::: Records for this task :::

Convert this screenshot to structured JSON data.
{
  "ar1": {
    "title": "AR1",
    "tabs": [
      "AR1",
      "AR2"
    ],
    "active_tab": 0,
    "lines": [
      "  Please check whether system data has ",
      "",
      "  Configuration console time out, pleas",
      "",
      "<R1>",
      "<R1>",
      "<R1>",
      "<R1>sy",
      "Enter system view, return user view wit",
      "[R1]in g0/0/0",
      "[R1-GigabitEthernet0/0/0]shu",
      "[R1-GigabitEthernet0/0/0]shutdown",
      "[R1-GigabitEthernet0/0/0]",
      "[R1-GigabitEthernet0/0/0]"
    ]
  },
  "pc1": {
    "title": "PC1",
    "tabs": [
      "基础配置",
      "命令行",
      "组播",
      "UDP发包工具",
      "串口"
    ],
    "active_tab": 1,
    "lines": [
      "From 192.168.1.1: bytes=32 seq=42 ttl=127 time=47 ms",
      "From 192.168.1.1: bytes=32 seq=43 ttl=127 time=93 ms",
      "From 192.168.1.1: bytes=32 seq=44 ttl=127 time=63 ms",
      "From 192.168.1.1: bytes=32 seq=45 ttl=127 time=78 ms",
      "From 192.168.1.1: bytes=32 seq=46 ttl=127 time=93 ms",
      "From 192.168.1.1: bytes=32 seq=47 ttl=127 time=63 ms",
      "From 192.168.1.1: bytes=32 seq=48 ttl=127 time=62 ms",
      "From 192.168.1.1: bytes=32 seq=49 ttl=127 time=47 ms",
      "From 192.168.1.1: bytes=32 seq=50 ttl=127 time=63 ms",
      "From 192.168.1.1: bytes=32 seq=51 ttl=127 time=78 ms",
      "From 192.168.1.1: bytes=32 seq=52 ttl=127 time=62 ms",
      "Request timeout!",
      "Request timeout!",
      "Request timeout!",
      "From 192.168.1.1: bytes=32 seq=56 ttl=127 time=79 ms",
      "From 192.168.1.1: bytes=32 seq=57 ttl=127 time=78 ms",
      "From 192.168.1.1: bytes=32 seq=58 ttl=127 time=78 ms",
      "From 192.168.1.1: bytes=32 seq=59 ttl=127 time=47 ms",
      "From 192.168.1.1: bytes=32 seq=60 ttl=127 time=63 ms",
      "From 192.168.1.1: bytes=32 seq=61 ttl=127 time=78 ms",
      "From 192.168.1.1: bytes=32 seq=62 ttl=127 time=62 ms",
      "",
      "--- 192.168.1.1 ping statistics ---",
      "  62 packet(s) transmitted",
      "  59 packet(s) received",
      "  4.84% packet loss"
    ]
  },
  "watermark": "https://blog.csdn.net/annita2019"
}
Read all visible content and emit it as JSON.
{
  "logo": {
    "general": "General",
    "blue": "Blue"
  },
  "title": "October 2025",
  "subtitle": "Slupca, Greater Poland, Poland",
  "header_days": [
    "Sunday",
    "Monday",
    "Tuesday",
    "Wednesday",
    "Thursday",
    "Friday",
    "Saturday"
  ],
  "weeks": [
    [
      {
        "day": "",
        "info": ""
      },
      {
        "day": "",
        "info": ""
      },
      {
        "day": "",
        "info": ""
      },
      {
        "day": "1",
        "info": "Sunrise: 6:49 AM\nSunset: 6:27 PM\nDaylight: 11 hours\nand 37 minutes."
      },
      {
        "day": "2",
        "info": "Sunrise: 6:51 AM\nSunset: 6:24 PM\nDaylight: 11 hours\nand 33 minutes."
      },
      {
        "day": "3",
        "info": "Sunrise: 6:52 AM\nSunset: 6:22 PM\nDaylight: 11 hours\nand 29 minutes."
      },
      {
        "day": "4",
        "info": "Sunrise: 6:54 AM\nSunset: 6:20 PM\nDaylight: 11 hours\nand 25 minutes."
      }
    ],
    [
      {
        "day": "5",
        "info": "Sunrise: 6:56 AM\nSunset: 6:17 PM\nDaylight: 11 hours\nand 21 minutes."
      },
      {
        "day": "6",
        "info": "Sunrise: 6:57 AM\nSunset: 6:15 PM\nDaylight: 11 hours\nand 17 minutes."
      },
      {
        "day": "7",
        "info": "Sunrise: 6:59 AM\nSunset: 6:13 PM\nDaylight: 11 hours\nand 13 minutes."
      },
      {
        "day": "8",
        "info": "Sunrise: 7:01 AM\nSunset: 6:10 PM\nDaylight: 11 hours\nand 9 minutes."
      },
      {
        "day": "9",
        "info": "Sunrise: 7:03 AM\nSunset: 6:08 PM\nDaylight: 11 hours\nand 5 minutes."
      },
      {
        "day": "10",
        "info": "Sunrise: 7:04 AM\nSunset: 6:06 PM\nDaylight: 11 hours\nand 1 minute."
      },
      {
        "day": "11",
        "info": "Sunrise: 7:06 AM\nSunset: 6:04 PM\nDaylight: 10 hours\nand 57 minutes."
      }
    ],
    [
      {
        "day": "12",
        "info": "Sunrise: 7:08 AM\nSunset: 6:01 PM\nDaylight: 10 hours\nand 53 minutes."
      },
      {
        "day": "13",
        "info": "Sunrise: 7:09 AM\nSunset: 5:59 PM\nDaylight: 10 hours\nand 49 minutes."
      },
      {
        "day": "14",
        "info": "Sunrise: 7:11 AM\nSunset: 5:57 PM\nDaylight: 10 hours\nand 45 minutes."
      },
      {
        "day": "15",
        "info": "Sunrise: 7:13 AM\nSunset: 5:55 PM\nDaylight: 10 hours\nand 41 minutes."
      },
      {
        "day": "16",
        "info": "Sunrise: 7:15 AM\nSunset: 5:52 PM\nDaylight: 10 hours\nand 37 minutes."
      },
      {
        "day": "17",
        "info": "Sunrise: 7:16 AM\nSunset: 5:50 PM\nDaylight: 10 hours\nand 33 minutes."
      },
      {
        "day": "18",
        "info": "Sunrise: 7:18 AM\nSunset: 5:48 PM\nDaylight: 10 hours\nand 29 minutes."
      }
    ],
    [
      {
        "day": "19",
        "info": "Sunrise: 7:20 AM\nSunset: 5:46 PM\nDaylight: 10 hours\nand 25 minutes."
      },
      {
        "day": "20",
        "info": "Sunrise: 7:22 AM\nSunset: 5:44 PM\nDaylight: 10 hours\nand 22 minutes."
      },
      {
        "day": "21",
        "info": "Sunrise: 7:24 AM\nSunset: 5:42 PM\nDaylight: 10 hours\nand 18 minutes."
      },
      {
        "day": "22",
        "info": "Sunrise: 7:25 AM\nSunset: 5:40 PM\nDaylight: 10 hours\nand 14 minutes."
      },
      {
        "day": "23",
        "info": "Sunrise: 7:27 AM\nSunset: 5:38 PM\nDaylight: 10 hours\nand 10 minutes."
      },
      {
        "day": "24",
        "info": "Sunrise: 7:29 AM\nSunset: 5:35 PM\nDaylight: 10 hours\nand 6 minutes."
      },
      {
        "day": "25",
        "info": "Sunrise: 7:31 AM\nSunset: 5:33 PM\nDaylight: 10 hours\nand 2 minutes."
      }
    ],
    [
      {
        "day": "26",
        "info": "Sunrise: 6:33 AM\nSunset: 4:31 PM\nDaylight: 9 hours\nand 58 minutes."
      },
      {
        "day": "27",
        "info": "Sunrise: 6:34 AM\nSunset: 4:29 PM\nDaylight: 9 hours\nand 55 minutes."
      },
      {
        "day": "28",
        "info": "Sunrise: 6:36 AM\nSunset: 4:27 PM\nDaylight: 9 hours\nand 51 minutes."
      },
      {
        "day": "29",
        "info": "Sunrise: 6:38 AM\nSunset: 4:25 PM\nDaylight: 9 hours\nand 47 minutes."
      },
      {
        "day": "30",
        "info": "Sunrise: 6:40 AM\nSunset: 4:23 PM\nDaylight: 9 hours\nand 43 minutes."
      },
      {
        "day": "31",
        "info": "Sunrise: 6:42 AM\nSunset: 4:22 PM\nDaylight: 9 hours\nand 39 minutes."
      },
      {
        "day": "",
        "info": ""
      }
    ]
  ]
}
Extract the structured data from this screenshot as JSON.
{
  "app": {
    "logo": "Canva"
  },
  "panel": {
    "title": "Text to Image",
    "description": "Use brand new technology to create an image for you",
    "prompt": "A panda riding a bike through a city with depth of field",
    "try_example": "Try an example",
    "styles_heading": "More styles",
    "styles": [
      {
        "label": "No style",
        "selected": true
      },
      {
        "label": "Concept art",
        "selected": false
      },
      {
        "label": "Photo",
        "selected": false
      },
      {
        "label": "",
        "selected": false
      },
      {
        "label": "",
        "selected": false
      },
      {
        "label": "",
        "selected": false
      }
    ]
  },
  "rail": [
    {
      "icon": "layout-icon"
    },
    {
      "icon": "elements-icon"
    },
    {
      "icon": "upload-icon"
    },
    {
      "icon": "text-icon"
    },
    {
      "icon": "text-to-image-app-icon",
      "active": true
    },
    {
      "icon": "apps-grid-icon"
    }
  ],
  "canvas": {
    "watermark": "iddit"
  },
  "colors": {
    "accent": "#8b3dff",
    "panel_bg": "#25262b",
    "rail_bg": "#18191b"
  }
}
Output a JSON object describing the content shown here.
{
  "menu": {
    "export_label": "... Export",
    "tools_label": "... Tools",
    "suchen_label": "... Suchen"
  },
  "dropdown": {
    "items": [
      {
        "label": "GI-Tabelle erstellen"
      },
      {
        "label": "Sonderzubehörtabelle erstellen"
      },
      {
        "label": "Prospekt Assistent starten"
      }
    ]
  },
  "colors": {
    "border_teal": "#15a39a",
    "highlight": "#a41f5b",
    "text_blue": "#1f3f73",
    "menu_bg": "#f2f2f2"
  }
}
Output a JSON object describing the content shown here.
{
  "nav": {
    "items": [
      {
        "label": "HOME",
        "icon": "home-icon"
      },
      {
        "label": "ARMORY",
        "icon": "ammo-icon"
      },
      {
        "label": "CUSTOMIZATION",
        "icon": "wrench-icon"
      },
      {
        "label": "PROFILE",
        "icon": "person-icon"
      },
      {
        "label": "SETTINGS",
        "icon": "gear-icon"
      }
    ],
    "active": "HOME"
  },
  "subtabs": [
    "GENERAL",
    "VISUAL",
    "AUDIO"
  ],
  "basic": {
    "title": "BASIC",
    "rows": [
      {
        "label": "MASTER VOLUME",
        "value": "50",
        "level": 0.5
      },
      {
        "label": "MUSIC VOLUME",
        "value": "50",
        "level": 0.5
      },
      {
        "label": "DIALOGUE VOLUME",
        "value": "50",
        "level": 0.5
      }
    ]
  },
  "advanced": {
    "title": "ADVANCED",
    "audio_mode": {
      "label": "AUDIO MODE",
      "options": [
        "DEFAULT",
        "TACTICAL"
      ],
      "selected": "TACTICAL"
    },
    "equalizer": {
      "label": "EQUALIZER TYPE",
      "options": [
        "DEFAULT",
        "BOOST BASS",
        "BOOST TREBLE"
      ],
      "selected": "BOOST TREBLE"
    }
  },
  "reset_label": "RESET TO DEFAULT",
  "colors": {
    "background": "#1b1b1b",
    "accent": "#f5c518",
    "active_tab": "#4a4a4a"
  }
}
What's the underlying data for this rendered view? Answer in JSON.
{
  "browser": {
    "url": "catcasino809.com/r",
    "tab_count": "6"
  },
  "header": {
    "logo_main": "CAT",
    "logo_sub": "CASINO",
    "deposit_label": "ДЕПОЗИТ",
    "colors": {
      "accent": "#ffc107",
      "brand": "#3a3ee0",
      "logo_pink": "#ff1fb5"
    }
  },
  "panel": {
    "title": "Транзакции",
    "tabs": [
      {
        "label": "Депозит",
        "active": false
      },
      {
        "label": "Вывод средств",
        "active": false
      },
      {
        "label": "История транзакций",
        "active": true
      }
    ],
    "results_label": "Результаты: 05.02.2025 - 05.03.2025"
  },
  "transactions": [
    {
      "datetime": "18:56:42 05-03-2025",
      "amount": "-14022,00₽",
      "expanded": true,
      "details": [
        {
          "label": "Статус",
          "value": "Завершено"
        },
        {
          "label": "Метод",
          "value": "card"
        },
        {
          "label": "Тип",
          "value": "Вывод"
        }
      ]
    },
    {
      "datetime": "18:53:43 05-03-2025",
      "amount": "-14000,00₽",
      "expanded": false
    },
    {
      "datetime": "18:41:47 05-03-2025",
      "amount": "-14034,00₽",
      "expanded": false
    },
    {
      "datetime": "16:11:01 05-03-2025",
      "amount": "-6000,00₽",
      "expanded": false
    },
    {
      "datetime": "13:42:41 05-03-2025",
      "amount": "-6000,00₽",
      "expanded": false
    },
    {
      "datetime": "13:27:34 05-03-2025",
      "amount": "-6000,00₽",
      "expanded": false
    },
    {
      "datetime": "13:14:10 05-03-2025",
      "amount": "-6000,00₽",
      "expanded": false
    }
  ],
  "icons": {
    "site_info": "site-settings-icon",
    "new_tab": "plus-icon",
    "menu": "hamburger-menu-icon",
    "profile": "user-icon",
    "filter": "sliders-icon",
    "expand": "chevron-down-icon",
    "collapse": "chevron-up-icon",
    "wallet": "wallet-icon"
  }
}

:::

#### Exercise instructions
From the entries above, return each line with the word "brand" in it.

#### Result of this exercise
    "description": "Use brand new technology to create an image for you",
      "brand": "#3a3ee0",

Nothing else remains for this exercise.